# THE PROBLEM
Report each line in the listing below that contains the string "TWINING". Case counts.

>> Begin RECORDS TO USE

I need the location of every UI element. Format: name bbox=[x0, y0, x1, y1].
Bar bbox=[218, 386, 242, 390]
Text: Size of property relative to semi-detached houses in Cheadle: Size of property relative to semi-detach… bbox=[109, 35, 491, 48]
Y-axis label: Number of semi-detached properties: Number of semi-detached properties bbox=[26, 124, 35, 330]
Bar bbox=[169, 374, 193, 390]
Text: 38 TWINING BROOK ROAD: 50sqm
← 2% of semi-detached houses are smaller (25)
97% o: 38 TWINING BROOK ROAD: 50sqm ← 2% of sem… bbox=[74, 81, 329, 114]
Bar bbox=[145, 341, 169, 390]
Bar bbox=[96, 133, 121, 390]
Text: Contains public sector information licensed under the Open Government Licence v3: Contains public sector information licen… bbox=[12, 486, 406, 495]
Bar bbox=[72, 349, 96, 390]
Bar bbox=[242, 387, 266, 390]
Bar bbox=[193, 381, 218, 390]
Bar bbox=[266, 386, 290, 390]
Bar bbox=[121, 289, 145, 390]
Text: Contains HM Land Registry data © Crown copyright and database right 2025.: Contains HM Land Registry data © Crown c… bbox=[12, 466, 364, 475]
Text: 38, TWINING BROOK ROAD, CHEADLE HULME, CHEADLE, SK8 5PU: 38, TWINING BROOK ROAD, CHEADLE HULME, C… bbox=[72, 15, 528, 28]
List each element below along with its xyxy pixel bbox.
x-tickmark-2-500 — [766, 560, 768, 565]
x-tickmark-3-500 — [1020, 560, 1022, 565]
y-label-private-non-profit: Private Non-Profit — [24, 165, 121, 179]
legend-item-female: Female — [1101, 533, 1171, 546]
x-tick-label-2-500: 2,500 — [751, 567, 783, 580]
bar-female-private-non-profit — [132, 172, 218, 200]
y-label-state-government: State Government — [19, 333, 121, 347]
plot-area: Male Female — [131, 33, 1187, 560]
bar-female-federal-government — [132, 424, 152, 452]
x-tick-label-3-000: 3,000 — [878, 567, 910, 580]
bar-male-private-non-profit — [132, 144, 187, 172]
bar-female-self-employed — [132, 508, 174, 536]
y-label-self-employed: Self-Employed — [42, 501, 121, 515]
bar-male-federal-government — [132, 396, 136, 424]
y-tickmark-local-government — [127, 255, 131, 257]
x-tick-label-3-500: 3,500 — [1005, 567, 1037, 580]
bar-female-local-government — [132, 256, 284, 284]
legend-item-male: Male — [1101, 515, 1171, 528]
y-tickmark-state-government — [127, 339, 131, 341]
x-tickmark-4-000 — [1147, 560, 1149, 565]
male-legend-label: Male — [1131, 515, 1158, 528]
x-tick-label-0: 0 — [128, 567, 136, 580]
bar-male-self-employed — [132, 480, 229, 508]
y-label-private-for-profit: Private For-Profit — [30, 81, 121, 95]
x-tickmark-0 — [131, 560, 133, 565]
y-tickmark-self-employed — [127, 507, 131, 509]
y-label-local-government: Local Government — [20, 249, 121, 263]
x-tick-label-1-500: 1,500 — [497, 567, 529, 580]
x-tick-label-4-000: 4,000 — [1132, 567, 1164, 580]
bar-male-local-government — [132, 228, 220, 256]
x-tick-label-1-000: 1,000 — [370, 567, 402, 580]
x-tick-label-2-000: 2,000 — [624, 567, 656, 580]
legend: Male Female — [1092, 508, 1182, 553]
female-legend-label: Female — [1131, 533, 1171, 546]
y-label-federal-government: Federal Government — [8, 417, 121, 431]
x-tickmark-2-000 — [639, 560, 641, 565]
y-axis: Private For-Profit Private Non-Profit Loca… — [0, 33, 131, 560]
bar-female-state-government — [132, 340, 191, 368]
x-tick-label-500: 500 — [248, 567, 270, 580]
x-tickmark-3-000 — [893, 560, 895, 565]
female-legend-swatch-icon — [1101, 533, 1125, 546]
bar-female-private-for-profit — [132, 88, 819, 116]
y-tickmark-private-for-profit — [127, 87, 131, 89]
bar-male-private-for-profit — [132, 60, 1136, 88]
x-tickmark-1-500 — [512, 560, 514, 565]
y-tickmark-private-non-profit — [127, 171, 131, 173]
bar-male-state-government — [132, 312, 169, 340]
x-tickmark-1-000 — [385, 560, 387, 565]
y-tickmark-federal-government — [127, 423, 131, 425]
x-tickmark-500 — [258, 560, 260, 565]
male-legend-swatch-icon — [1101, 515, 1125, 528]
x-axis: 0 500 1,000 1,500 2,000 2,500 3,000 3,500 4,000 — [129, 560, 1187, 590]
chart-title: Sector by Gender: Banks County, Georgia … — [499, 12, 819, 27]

>> End RECORDS TO USE

# EXERCISE RESULT
Text: 38 TWINING BROOK ROAD: 50sqm
97% o: 38 TWINING BROOK ROAD: 50sqm ← 2% of sem… bbox=[74, 81, 329, 114]
Text: 38, TWINING BROOK ROAD, CHEADLE HULME, CHEADLE, SK8 5PU: 38, TWINING BROOK ROAD, CHEADLE HULME, C… bbox=[72, 15, 528, 28]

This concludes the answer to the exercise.